## Exercise material
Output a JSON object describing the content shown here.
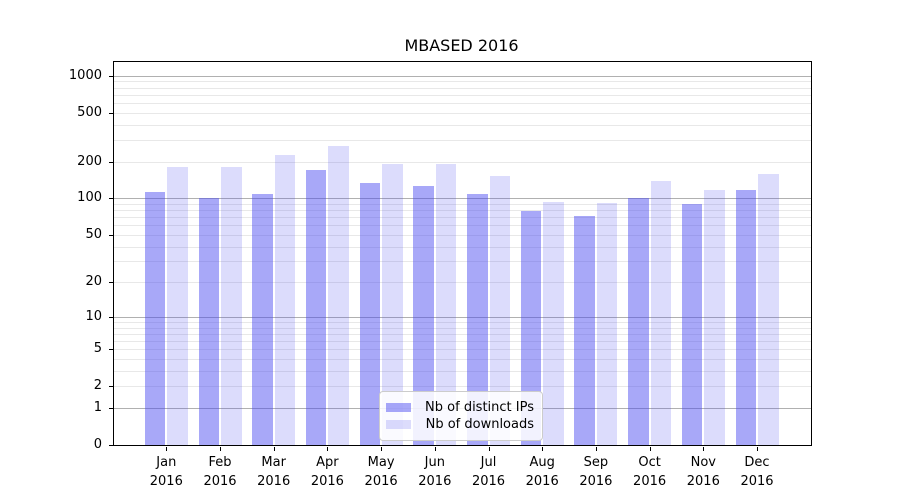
{
  "title": "MBASED 2016",
  "colors": {
    "bar_distinct_ips": "#a9a9f5",
    "bar_downloads": "#dcdcf8",
    "bar_distinct_ips_rgba": "rgba(70,70,240,0.47)",
    "bar_downloads_rgba": "rgba(70,70,240,0.19)",
    "grid_major": "#b0b0b0",
    "grid_minor": "#e8e8e8",
    "axis": "#000000"
  },
  "chart_data": {
    "type": "bar",
    "title": "MBASED 2016",
    "categories": [
      "Jan",
      "Feb",
      "Mar",
      "Apr",
      "May",
      "Jun",
      "Jul",
      "Aug",
      "Sep",
      "Oct",
      "Nov",
      "Dec"
    ],
    "x_tick_year": "2016",
    "series": [
      {
        "name": "Nb of distinct IPs",
        "color": "rgba(70,70,240,0.47)",
        "values": [
          112,
          100,
          109,
          172,
          133,
          126,
          109,
          78,
          72,
          101,
          90,
          118
        ]
      },
      {
        "name": "Nb of downloads",
        "color": "rgba(70,70,240,0.19)",
        "values": [
          180,
          180,
          225,
          268,
          191,
          190,
          152,
          93,
          92,
          139,
          118,
          159
        ]
      }
    ],
    "xlabel": "",
    "ylabel": "",
    "yscale": "log10(value+1)",
    "y_ticks": [
      1000,
      500,
      200,
      100,
      50,
      20,
      10,
      5,
      2,
      1,
      0
    ],
    "y_major_gridlines": [
      1,
      10,
      100,
      1000
    ],
    "ylim": [
      0,
      1275
    ],
    "grid": "on",
    "legend_position": "lower center"
  }
}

## Problem to solve
Give the material again exactly as it is, but keep the pictures out.

## Exercise answer
Output a JSON object describing the content shown here.
{
  "title": "MBASED 2016",
  "colors": {
    "bar_distinct_ips": "#a9a9f5",
    "bar_downloads": "#dcdcf8",
    "bar_distinct_ips_rgba": "rgba(70,70,240,0.47)",
    "bar_downloads_rgba": "rgba(70,70,240,0.19)",
    "grid_major": "#b0b0b0",
    "grid_minor": "#e8e8e8",
    "axis": "#000000"
  },
  "chart_data": {
    "type": "bar",
    "title": "MBASED 2016",
    "categories": [
      "Jan",
      "Feb",
      "Mar",
      "Apr",
      "May",
      "Jun",
      "Jul",
      "Aug",
      "Sep",
      "Oct",
      "Nov",
      "Dec"
    ],
    "x_tick_year": "2016",
    "series": [
      {
        "name": "Nb of distinct IPs",
        "color": "rgba(70,70,240,0.47)",
        "values": [
          112,
          100,
          109,
          172,
          133,
          126,
          109,
          78,
          72,
          101,
          90,
          118
        ]
      },
      {
        "name": "Nb of downloads",
        "color": "rgba(70,70,240,0.19)",
        "values": [
          180,
          180,
          225,
          268,
          191,
          190,
          152,
          93,
          92,
          139,
          118,
          159
        ]
      }
    ],
    "xlabel": "",
    "ylabel": "",
    "yscale": "log10(value+1)",
    "y_ticks": [
      1000,
      500,
      200,
      100,
      50,
      20,
      10,
      5,
      2,
      1,
      0
    ],
    "y_major_gridlines": [
      1,
      10,
      100,
      1000
    ],
    "ylim": [
      0,
      1275
    ],
    "grid": "on",
    "legend_position": "lower center"
  }
}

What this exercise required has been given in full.